─── Exercise input
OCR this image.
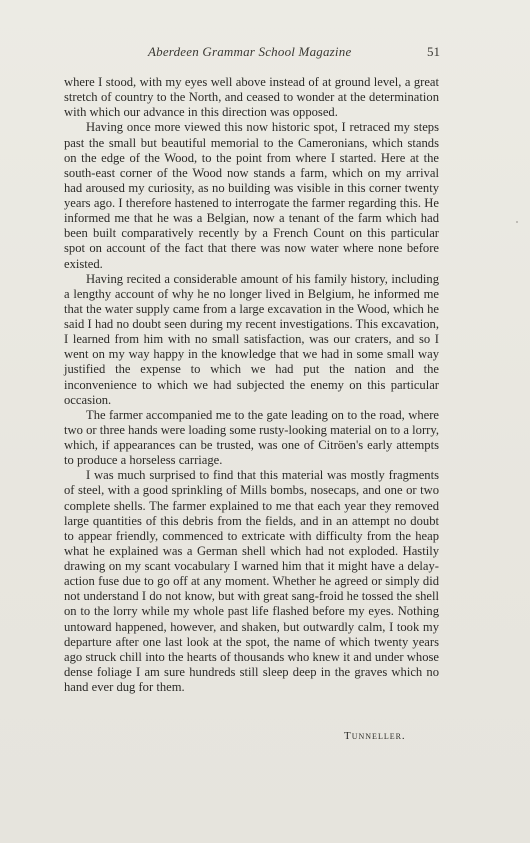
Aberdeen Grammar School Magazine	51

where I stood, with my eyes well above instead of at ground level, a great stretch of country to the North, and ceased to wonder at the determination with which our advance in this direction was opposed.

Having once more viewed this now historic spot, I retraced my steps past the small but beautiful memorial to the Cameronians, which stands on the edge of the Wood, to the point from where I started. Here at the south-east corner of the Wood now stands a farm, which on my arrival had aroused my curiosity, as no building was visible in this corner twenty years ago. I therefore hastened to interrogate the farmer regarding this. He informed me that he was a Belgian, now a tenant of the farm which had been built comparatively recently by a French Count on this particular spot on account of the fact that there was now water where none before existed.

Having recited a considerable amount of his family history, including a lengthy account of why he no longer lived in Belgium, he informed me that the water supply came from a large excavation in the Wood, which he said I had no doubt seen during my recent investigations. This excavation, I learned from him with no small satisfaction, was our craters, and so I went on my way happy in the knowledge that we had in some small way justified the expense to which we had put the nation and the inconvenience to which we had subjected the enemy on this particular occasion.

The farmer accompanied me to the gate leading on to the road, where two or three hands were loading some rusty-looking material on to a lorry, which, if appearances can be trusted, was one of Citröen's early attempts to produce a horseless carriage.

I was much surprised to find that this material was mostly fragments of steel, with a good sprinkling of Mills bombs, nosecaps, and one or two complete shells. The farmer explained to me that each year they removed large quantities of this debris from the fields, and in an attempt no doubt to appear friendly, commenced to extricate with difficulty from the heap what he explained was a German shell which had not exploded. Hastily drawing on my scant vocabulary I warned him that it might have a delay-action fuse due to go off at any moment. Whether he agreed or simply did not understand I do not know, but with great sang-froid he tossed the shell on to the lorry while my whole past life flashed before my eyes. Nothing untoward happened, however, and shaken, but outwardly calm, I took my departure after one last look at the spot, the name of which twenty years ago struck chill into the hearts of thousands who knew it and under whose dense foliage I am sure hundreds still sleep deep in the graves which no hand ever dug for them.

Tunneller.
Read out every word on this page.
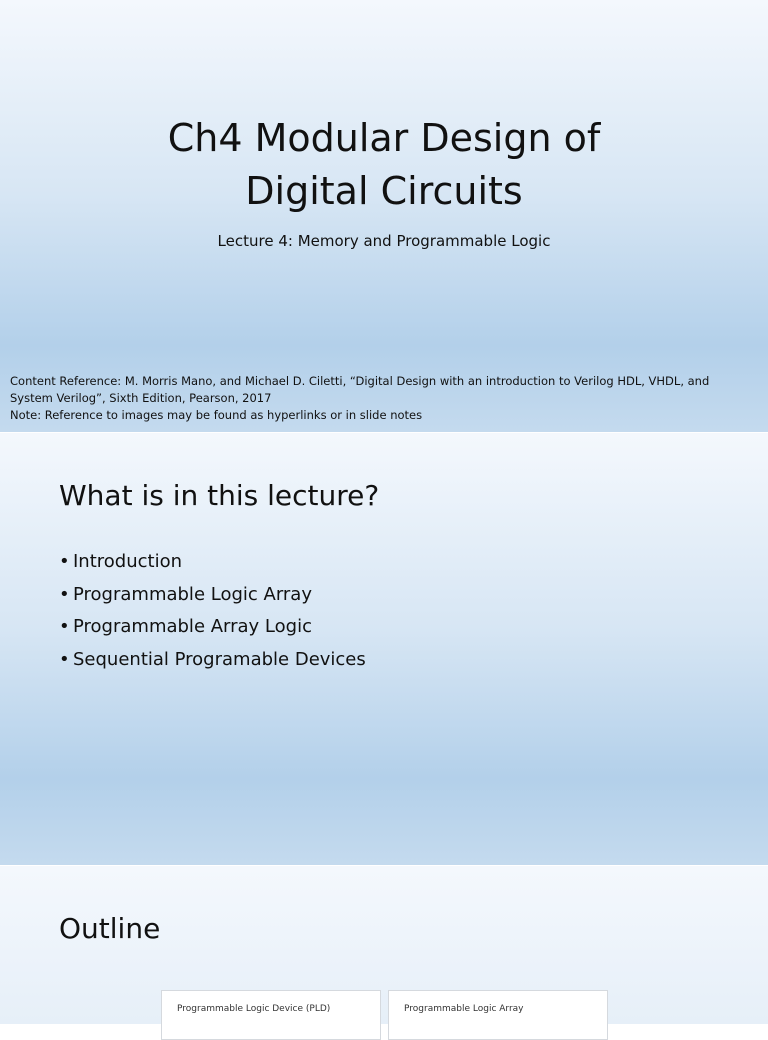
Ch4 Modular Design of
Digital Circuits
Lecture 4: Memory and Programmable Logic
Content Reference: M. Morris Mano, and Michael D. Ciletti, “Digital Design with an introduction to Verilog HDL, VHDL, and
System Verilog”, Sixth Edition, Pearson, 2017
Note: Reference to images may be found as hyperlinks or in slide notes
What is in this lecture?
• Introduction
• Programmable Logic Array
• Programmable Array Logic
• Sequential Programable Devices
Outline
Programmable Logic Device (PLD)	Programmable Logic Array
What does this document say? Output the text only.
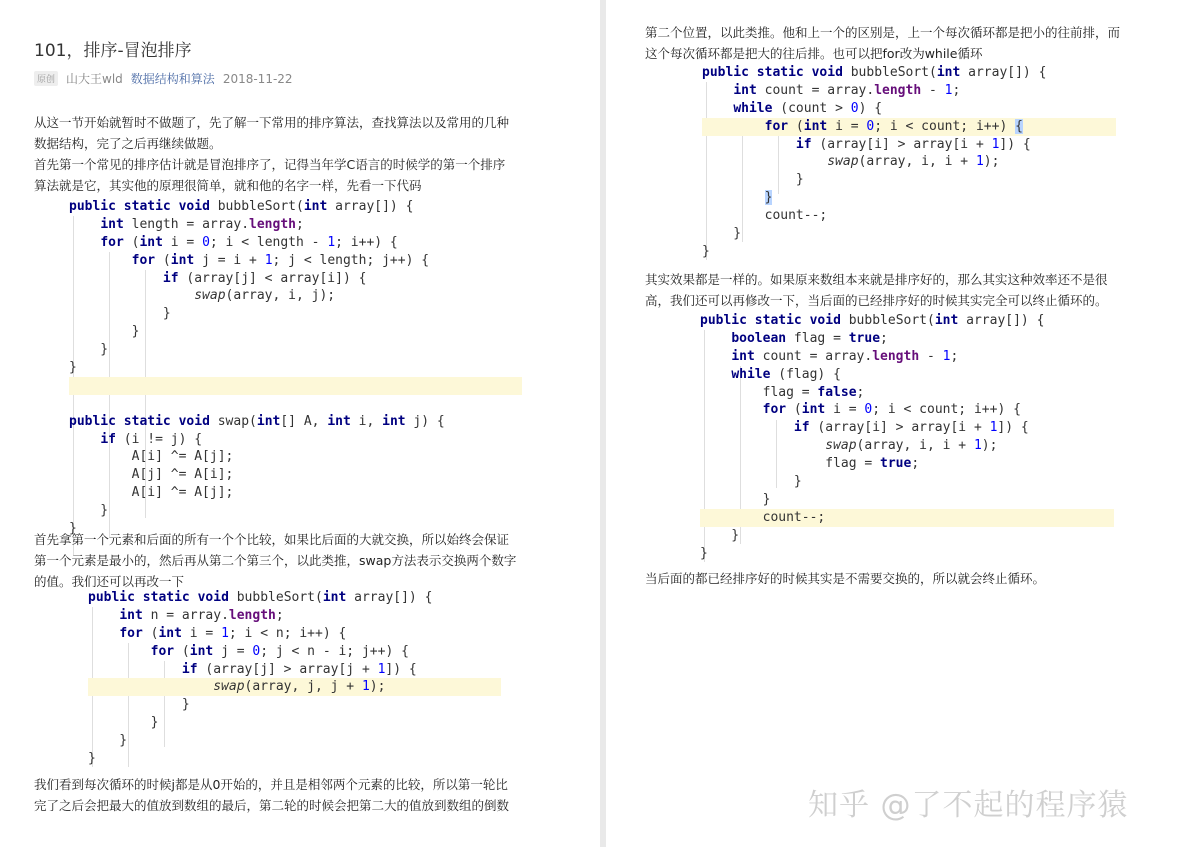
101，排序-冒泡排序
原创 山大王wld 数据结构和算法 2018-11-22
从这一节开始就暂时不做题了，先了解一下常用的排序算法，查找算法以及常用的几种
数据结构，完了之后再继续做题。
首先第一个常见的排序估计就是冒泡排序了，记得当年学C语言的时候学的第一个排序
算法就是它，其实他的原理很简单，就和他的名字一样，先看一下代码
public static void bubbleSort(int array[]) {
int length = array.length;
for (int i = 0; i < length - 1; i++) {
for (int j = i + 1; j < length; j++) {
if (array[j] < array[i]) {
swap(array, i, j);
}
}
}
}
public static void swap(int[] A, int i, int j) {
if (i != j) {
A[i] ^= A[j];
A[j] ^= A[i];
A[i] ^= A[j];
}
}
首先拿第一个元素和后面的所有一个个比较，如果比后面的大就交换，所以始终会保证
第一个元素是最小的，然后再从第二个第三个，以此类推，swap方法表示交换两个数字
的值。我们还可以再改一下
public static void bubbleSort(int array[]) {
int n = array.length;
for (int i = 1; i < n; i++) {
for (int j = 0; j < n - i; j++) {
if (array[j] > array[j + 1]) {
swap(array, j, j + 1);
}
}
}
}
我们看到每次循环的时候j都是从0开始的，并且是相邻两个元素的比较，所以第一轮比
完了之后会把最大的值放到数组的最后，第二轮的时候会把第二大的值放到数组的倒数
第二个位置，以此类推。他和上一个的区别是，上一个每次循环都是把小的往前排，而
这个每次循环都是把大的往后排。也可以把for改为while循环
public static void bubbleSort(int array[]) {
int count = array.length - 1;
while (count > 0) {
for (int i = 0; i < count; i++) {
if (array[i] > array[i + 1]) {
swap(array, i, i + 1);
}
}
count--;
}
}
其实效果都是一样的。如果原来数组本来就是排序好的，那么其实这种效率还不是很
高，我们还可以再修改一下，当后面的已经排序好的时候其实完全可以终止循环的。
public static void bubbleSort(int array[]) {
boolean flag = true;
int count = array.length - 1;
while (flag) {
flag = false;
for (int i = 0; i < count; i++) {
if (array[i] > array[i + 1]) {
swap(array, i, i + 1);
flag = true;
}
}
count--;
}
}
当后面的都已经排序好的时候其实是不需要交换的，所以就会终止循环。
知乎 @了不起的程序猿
──────
─── Exercise input
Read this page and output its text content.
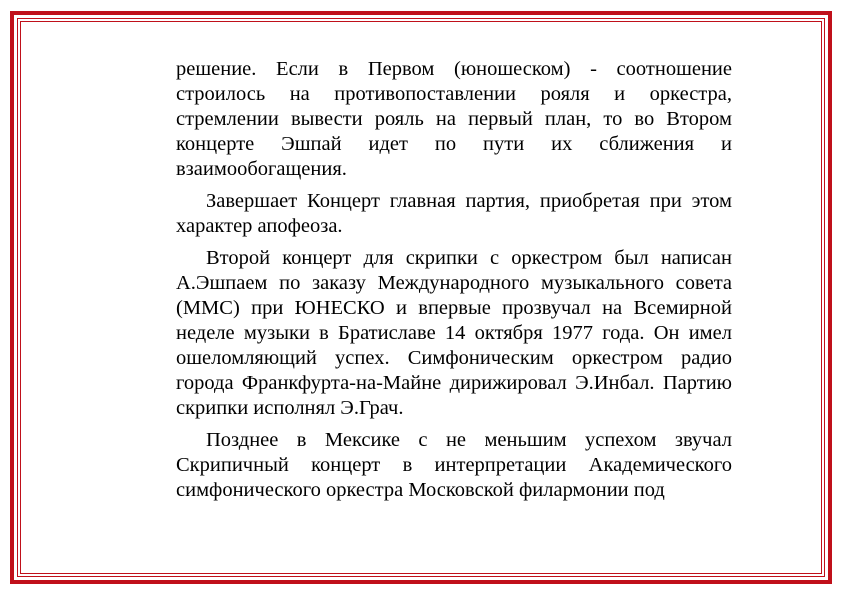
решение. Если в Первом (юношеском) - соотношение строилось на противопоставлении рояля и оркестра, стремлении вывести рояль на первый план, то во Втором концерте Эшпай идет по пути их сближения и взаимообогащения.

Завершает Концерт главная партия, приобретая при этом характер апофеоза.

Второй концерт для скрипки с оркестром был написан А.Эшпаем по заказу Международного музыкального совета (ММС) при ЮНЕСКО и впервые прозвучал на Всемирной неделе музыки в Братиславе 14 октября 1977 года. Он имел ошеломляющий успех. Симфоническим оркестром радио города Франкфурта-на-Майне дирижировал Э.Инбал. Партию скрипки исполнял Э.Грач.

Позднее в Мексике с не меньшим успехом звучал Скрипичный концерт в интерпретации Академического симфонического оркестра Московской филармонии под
──────
• [Instructions for the task] Report how many lines contain "small". Give nothing but the number.

• [Full output] 2